Extracted material:
···
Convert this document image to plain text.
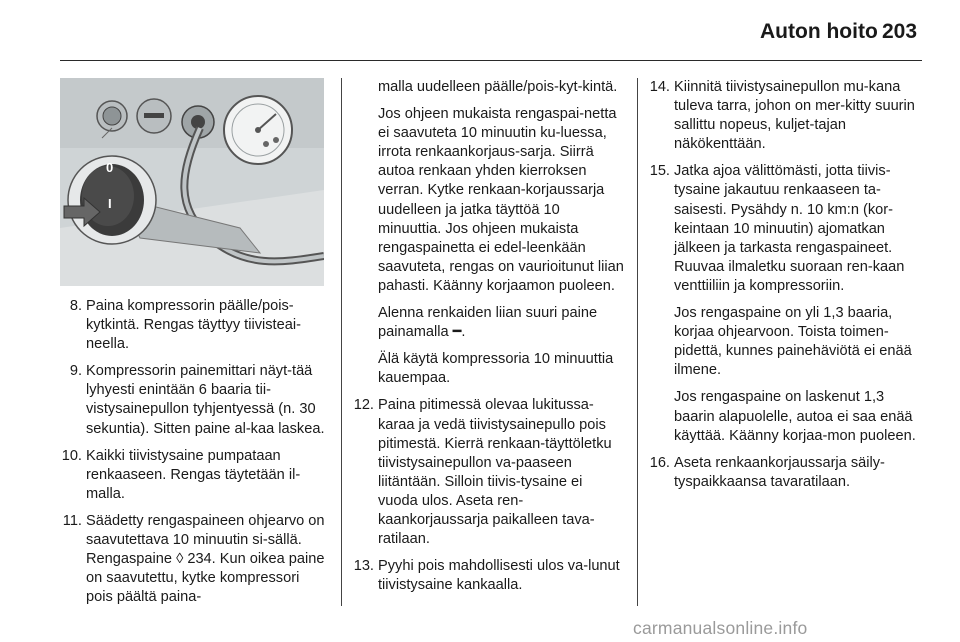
Auton hoito 203
0
I
8. Paina kompressorin päälle/pois-kytkintä. Rengas täyttyy tiivisteai-neella.
9. Kompressorin painemittari näyt-tää lyhyesti enintään 6 baaria tii-vistysainepullon tyhjentyessä (n. 30 sekuntia). Sitten paine al-kaa laskea.
10. Kaikki tiivistysaine pumpataan renkaaseen. Rengas täytetään il-malla.
11. Säädetty rengaspaineen ohjearvo on saavutettava 10 minuutin si-sällä. Rengaspaine ◊ 234. Kun oikea paine on saavutettu, kytke kompressori pois päältä paina-
malla uudelleen päälle/pois-kyt-kintä.
Jos ohjeen mukaista rengaspai-netta ei saavuteta 10 minuutin ku-luessa, irrota renkaankorjaus-sarja. Siirrä autoa renkaan yhden kierroksen verran. Kytke renkaan-korjaussarja uudelleen ja jatka täyttöä 10 minuuttia. Jos ohjeen mukaista rengaspainetta ei edel-leenkään saavuteta, rengas on vaurioitunut liian pahasti. Käänny korjaamon puoleen.
Alenna renkaiden liian suuri paine painamalla ━.
Älä käytä kompressoria 10 minuuttia kauempaa.
12. Paina pitimessä olevaa lukitussa-karaa ja vedä tiivistysainepullo pois pitimestä. Kierrä renkaan-täyttöletku tiivistysainepullon va-paaseen liitäntään. Silloin tiivis-tysaine ei vuoda ulos. Aseta ren-kaankorjaussarja paikalleen tava-ratilaan.
13. Pyyhi pois mahdollisesti ulos va-lunut tiivistysaine kankaalla.
14. Kiinnitä tiivistysainepullon mu-kana tuleva tarra, johon on mer-kitty suurin sallittu nopeus, kuljet-tajan näkökenttään.
15. Jatka ajoa välittömästi, jotta tiivis-tysaine jakautuu renkaaseen ta-saisesti. Pysähdy n. 10 km:n (kor-keintaan 10 minuutin) ajomatkan jälkeen ja tarkasta rengaspaineet. Ruuvaa ilmaletku suoraan ren-kaan venttiiliin ja kompressoriin.
Jos rengaspaine on yli 1,3 baaria, korjaa ohjearvoon. Toista toimen-pidettä, kunnes painehäviötä ei enää ilmene.
Jos rengaspaine on laskenut 1,3 baarin alapuolelle, autoa ei saa enää käyttää. Käänny korjaa-mon puoleen.
16. Aseta renkaankorjaussarja säily-tyspaikkaansa tavaratilaan.
carmanualsonline.info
···
Stated goal:
Lines that hold the word "autoa" are the ones to return, every one of them.

Solution to this exercise:
Jos ohjeen mukaista rengaspai-netta ei saavuteta 10 minuutin ku-luessa, irrota renkaankorjaus-sarja. Siirrä autoa renkaan yhden kierroksen verran. Kytke renkaan-korjaussarja uudelleen ja jatka täyttöä 10 minuuttia. Jos ohjeen mukaista rengaspainetta ei edel-leenkään saavuteta, rengas on vaurioitunut liian pahasti. Käänny korjaamon puoleen.
Jos rengaspaine on laskenut 1,3 baarin alapuolelle, autoa ei saa enää käyttää. Käänny korjaa-mon puoleen.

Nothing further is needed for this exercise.